# Start of RECORDED INFORMATION

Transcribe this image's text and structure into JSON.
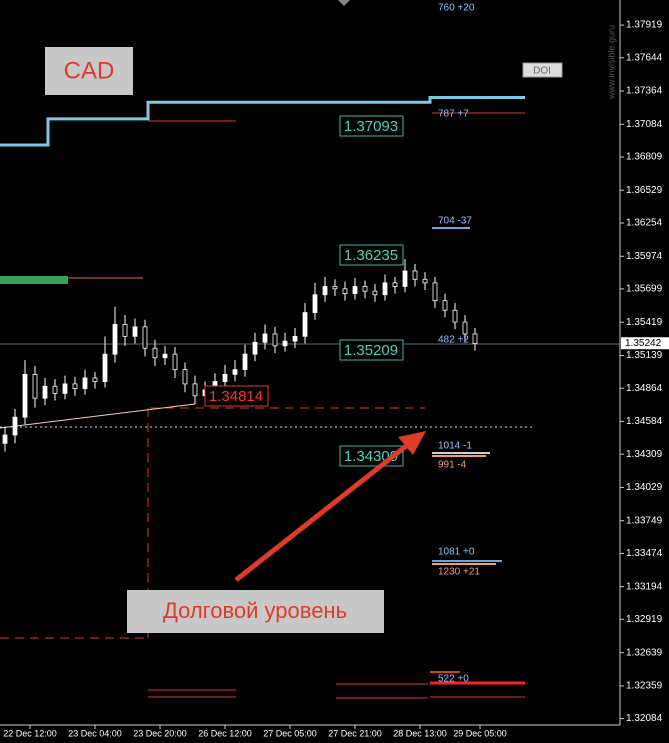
{
  "chart_data": {
    "type": "candlestick",
    "title": "CAD",
    "annotation": "Долговой уровень",
    "watermark": "www.invisible.guru",
    "doi_label": "DOI",
    "open": [
      1.344,
      1.3447,
      1.3462,
      1.3498,
      1.3478,
      1.3488,
      1.3482,
      1.349,
      1.3486,
      1.3495,
      1.3492,
      1.3515,
      1.354,
      1.353,
      1.3538,
      1.352,
      1.3512,
      1.3515,
      1.3502,
      1.349,
      1.348,
      1.3485,
      1.3492,
      1.3498,
      1.3502,
      1.3515,
      1.3525,
      1.3532,
      1.3522,
      1.3526,
      1.353,
      1.355,
      1.3565,
      1.3572,
      1.357,
      1.3566,
      1.3572,
      1.3568,
      1.3565,
      1.3575,
      1.3572,
      1.3585,
      1.3578,
      1.3575,
      1.356,
      1.3552,
      1.3542,
      1.3532
    ],
    "high": [
      1.3454,
      1.3469,
      1.351,
      1.3505,
      1.3495,
      1.3494,
      1.3497,
      1.3496,
      1.3502,
      1.35,
      1.353,
      1.3555,
      1.3548,
      1.3545,
      1.3544,
      1.3527,
      1.3522,
      1.3521,
      1.3508,
      1.3497,
      1.3492,
      1.3499,
      1.3506,
      1.351,
      1.3523,
      1.3533,
      1.354,
      1.3538,
      1.3533,
      1.3537,
      1.3558,
      1.3575,
      1.358,
      1.3578,
      1.3576,
      1.3579,
      1.3577,
      1.3574,
      1.3582,
      1.358,
      1.3595,
      1.3591,
      1.3584,
      1.358,
      1.3566,
      1.3558,
      1.3548,
      1.3537
    ],
    "low": [
      1.3433,
      1.344,
      1.3456,
      1.347,
      1.3472,
      1.3476,
      1.3477,
      1.348,
      1.3481,
      1.3486,
      1.3487,
      1.3508,
      1.3522,
      1.3524,
      1.3513,
      1.3505,
      1.3506,
      1.3495,
      1.3483,
      1.3473,
      1.3474,
      1.3479,
      1.3486,
      1.3492,
      1.3496,
      1.3509,
      1.3519,
      1.3516,
      1.3517,
      1.352,
      1.3524,
      1.3544,
      1.3559,
      1.3564,
      1.356,
      1.3561,
      1.3562,
      1.3559,
      1.356,
      1.3566,
      1.3567,
      1.3572,
      1.3569,
      1.3554,
      1.3546,
      1.3536,
      1.3526,
      1.3518
    ],
    "close": [
      1.3447,
      1.3462,
      1.3498,
      1.3478,
      1.3488,
      1.3482,
      1.349,
      1.3486,
      1.3495,
      1.3492,
      1.3515,
      1.354,
      1.353,
      1.3538,
      1.352,
      1.3512,
      1.3515,
      1.3502,
      1.349,
      1.348,
      1.3485,
      1.3492,
      1.3498,
      1.3502,
      1.3515,
      1.3525,
      1.3532,
      1.3522,
      1.3526,
      1.353,
      1.355,
      1.3565,
      1.3572,
      1.357,
      1.3566,
      1.3572,
      1.3568,
      1.3565,
      1.3575,
      1.3572,
      1.3585,
      1.3578,
      1.3575,
      1.356,
      1.3552,
      1.3542,
      1.3532,
      1.3524
    ],
    "candle_color": "#ffffff",
    "step_line": {
      "color": "#7ec8e8",
      "x": [
        -0.5,
        4.3,
        4.3,
        14.3,
        14.3,
        42.5,
        42.5,
        52
      ],
      "y": [
        1.3691,
        1.3691,
        1.3713,
        1.3713,
        1.3727,
        1.3727,
        1.3731,
        1.3731
      ]
    },
    "ylim": [
      1.3203,
      1.3813
    ],
    "yticks": [
      1.37919,
      1.37644,
      1.37364,
      1.37084,
      1.36809,
      1.36529,
      1.36254,
      1.35974,
      1.35699,
      1.35419,
      1.35139,
      1.34864,
      1.34584,
      1.34309,
      1.34029,
      1.33749,
      1.33474,
      1.33194,
      1.32919,
      1.32639,
      1.32359,
      1.32084
    ],
    "current_price": 1.35242,
    "xlim": [
      -0.5,
      61.5
    ],
    "xticks": [
      {
        "value": 2.5,
        "label": "22 Dec 12:00"
      },
      {
        "value": 9,
        "label": "23 Dec 04:00"
      },
      {
        "value": 15.5,
        "label": "23 Dec 20:00"
      },
      {
        "value": 22,
        "label": "26 Dec 12:00"
      },
      {
        "value": 28.5,
        "label": "27 Dec 05:00"
      },
      {
        "value": 35,
        "label": "27 Dec 21:00"
      },
      {
        "value": 41.5,
        "label": "28 Dec 13:00"
      },
      {
        "value": 47.5,
        "label": "29 Dec 05:00"
      }
    ],
    "level_boxes": [
      "1.37093",
      "1.36235",
      "1.35209",
      "1.34309"
    ],
    "red_box": "1.34814",
    "side_labels": [
      "760 +20",
      "787 +7",
      "704 -37",
      "482 +2",
      "1014 -1",
      "991 -4",
      "1081 +0",
      "1230 +21",
      "522 +0"
    ]
  }
}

# End of RECORDED INFORMATION

TASK DIRECTIONS
Skipping the pictures, transcribe each line above exactly as it appears.

SOLUTION TO THIS PROBLEM
Transcribe this image's text and structure into JSON.
{
  "chart_data": {
    "type": "candlestick",
    "title": "CAD",
    "annotation": "Долговой уровень",
    "watermark": "www.invisible.guru",
    "doi_label": "DOI",
    "open": [
      1.344,
      1.3447,
      1.3462,
      1.3498,
      1.3478,
      1.3488,
      1.3482,
      1.349,
      1.3486,
      1.3495,
      1.3492,
      1.3515,
      1.354,
      1.353,
      1.3538,
      1.352,
      1.3512,
      1.3515,
      1.3502,
      1.349,
      1.348,
      1.3485,
      1.3492,
      1.3498,
      1.3502,
      1.3515,
      1.3525,
      1.3532,
      1.3522,
      1.3526,
      1.353,
      1.355,
      1.3565,
      1.3572,
      1.357,
      1.3566,
      1.3572,
      1.3568,
      1.3565,
      1.3575,
      1.3572,
      1.3585,
      1.3578,
      1.3575,
      1.356,
      1.3552,
      1.3542,
      1.3532
    ],
    "high": [
      1.3454,
      1.3469,
      1.351,
      1.3505,
      1.3495,
      1.3494,
      1.3497,
      1.3496,
      1.3502,
      1.35,
      1.353,
      1.3555,
      1.3548,
      1.3545,
      1.3544,
      1.3527,
      1.3522,
      1.3521,
      1.3508,
      1.3497,
      1.3492,
      1.3499,
      1.3506,
      1.351,
      1.3523,
      1.3533,
      1.354,
      1.3538,
      1.3533,
      1.3537,
      1.3558,
      1.3575,
      1.358,
      1.3578,
      1.3576,
      1.3579,
      1.3577,
      1.3574,
      1.3582,
      1.358,
      1.3595,
      1.3591,
      1.3584,
      1.358,
      1.3566,
      1.3558,
      1.3548,
      1.3537
    ],
    "low": [
      1.3433,
      1.344,
      1.3456,
      1.347,
      1.3472,
      1.3476,
      1.3477,
      1.348,
      1.3481,
      1.3486,
      1.3487,
      1.3508,
      1.3522,
      1.3524,
      1.3513,
      1.3505,
      1.3506,
      1.3495,
      1.3483,
      1.3473,
      1.3474,
      1.3479,
      1.3486,
      1.3492,
      1.3496,
      1.3509,
      1.3519,
      1.3516,
      1.3517,
      1.352,
      1.3524,
      1.3544,
      1.3559,
      1.3564,
      1.356,
      1.3561,
      1.3562,
      1.3559,
      1.356,
      1.3566,
      1.3567,
      1.3572,
      1.3569,
      1.3554,
      1.3546,
      1.3536,
      1.3526,
      1.3518
    ],
    "close": [
      1.3447,
      1.3462,
      1.3498,
      1.3478,
      1.3488,
      1.3482,
      1.349,
      1.3486,
      1.3495,
      1.3492,
      1.3515,
      1.354,
      1.353,
      1.3538,
      1.352,
      1.3512,
      1.3515,
      1.3502,
      1.349,
      1.348,
      1.3485,
      1.3492,
      1.3498,
      1.3502,
      1.3515,
      1.3525,
      1.3532,
      1.3522,
      1.3526,
      1.353,
      1.355,
      1.3565,
      1.3572,
      1.357,
      1.3566,
      1.3572,
      1.3568,
      1.3565,
      1.3575,
      1.3572,
      1.3585,
      1.3578,
      1.3575,
      1.356,
      1.3552,
      1.3542,
      1.3532,
      1.3524
    ],
    "candle_color": "#ffffff",
    "step_line": {
      "color": "#7ec8e8",
      "x": [
        -0.5,
        4.3,
        4.3,
        14.3,
        14.3,
        42.5,
        42.5,
        52
      ],
      "y": [
        1.3691,
        1.3691,
        1.3713,
        1.3713,
        1.3727,
        1.3727,
        1.3731,
        1.3731
      ]
    },
    "ylim": [
      1.3203,
      1.3813
    ],
    "yticks": [
      1.37919,
      1.37644,
      1.37364,
      1.37084,
      1.36809,
      1.36529,
      1.36254,
      1.35974,
      1.35699,
      1.35419,
      1.35139,
      1.34864,
      1.34584,
      1.34309,
      1.34029,
      1.33749,
      1.33474,
      1.33194,
      1.32919,
      1.32639,
      1.32359,
      1.32084
    ],
    "current_price": 1.35242,
    "xlim": [
      -0.5,
      61.5
    ],
    "xticks": [
      {
        "value": 2.5,
        "label": "22 Dec 12:00"
      },
      {
        "value": 9,
        "label": "23 Dec 04:00"
      },
      {
        "value": 15.5,
        "label": "23 Dec 20:00"
      },
      {
        "value": 22,
        "label": "26 Dec 12:00"
      },
      {
        "value": 28.5,
        "label": "27 Dec 05:00"
      },
      {
        "value": 35,
        "label": "27 Dec 21:00"
      },
      {
        "value": 41.5,
        "label": "28 Dec 13:00"
      },
      {
        "value": 47.5,
        "label": "29 Dec 05:00"
      }
    ],
    "level_boxes": [
      "1.37093",
      "1.36235",
      "1.35209",
      "1.34309"
    ],
    "red_box": "1.34814",
    "side_labels": [
      "760 +20",
      "787 +7",
      "704 -37",
      "482 +2",
      "1014 -1",
      "991 -4",
      "1081 +0",
      "1230 +21",
      "522 +0"
    ]
  }
}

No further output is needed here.